#### [The task]
Sort through the entries below and pull out lines containing the word "σημαία".

#### [Entries shown]
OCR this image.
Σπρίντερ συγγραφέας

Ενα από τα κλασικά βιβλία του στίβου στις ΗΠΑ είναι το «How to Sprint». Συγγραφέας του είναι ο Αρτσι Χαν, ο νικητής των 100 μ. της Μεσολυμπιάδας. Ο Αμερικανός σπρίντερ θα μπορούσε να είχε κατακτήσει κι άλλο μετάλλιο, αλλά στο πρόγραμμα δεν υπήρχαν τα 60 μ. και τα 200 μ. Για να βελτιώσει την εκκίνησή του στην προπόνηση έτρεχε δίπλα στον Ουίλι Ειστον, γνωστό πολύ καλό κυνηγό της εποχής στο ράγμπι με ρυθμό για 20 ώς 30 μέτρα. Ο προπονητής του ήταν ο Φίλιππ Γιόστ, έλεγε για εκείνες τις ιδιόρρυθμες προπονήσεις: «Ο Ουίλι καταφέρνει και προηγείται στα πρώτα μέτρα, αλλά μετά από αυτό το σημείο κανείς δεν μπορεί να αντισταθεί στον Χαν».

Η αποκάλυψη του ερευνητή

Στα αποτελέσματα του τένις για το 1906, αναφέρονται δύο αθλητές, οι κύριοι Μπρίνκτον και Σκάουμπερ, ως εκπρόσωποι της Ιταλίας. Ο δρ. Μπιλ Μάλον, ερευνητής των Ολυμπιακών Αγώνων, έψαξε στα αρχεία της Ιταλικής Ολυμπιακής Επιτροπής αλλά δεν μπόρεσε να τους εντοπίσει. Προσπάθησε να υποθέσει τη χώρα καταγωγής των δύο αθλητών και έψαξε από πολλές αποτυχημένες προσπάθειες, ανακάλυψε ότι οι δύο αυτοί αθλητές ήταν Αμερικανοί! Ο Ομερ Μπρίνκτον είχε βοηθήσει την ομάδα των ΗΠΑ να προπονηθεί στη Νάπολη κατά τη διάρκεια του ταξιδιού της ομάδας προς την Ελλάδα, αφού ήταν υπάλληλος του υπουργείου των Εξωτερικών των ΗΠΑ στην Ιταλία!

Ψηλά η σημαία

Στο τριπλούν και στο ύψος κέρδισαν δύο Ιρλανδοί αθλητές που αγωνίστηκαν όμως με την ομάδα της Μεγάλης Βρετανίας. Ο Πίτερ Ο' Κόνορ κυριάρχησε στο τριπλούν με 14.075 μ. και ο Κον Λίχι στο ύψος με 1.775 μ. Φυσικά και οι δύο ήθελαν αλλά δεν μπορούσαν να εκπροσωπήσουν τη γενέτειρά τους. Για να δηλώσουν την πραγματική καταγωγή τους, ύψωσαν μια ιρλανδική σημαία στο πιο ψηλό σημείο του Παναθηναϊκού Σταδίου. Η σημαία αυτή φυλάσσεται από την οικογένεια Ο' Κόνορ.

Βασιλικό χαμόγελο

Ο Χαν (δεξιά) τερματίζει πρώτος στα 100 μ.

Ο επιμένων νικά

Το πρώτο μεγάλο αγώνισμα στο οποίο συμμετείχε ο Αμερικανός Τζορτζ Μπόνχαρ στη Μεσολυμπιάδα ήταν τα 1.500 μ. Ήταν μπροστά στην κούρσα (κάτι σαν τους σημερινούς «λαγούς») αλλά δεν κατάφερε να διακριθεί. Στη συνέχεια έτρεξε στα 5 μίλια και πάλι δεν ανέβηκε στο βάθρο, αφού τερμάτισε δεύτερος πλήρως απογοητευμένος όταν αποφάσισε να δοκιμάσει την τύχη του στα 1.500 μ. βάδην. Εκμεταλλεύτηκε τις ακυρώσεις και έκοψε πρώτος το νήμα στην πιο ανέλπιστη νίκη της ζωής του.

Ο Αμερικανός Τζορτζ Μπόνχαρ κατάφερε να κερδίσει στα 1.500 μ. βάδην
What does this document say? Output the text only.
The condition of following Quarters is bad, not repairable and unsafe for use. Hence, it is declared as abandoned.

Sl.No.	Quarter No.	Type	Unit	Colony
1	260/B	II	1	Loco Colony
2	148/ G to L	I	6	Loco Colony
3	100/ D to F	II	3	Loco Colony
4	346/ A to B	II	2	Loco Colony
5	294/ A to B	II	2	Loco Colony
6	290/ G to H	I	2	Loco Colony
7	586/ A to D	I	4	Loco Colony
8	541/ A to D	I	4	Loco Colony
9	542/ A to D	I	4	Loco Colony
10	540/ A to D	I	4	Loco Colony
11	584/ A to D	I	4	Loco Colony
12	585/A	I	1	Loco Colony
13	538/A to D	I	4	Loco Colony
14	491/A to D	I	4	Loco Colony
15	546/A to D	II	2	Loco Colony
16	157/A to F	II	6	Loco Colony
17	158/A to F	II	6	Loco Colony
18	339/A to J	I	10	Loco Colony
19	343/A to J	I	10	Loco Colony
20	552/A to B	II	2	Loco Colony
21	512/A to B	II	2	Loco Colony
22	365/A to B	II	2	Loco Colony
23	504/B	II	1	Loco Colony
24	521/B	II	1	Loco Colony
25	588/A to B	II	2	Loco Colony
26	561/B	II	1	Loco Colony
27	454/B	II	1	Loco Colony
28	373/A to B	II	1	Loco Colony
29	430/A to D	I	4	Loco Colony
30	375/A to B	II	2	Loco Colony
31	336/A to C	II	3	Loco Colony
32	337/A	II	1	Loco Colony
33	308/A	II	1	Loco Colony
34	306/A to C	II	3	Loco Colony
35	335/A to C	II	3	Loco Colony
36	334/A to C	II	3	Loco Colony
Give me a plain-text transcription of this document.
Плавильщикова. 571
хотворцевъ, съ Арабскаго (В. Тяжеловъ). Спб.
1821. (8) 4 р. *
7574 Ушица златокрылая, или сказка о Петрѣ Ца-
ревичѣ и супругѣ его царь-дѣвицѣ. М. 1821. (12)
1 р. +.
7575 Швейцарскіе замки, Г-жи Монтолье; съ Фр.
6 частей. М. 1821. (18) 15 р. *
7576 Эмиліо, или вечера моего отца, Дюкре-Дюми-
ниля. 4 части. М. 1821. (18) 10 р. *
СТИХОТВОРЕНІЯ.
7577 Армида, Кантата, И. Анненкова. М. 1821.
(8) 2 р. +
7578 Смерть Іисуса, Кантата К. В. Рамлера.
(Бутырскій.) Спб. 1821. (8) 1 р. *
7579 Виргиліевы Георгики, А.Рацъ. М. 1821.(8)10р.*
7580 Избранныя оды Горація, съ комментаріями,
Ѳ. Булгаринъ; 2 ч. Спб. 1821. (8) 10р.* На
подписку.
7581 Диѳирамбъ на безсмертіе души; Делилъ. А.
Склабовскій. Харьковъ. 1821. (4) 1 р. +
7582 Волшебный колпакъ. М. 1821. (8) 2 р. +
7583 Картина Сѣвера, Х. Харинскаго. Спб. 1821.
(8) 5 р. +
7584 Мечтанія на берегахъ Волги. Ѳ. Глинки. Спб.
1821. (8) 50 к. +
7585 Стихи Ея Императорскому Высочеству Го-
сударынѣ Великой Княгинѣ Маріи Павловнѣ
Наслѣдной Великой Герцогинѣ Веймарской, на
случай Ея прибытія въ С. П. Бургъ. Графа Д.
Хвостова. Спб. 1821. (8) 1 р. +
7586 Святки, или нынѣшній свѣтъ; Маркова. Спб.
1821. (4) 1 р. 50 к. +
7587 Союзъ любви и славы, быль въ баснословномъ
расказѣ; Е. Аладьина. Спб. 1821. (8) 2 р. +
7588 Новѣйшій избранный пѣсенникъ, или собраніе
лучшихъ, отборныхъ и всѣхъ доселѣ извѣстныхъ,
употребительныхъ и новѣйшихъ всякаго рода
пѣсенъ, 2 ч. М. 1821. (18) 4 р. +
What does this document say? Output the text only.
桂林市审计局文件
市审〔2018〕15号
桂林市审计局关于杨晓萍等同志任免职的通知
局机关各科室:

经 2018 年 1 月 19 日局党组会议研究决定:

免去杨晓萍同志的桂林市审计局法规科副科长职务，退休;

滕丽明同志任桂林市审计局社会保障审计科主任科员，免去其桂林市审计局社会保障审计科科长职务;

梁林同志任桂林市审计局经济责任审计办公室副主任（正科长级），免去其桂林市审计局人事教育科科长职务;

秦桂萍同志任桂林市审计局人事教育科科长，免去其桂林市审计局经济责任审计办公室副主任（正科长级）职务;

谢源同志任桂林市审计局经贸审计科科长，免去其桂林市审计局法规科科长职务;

#### [Result below]
Ψηλά η σημαία
Στο τριπλούν και στο ύψος κέρδισαν δύο Ιρλανδοί αθλητές που αγωνίστηκαν όμως με την ομάδα της Μεγάλης Βρετανίας. Ο Πίτερ Ο' Κόνορ κυριάρχησε στο τριπλούν με 14.075 μ. και ο Κον Λίχι στο ύψος με 1.775 μ. Φυσικά και οι δύο ήθελαν αλλά δεν μπορούσαν να εκπροσωπήσουν τη γενέτειρά τους. Για να δηλώσουν την πραγματική καταγωγή τους, ύψωσαν μια ιρλανδική σημαία στο πιο ψηλό σημείο του Παναθηναϊκού Σταδίου. Η σημαία αυτή φυλάσσεται από την οικογένεια Ο' Κόνορ.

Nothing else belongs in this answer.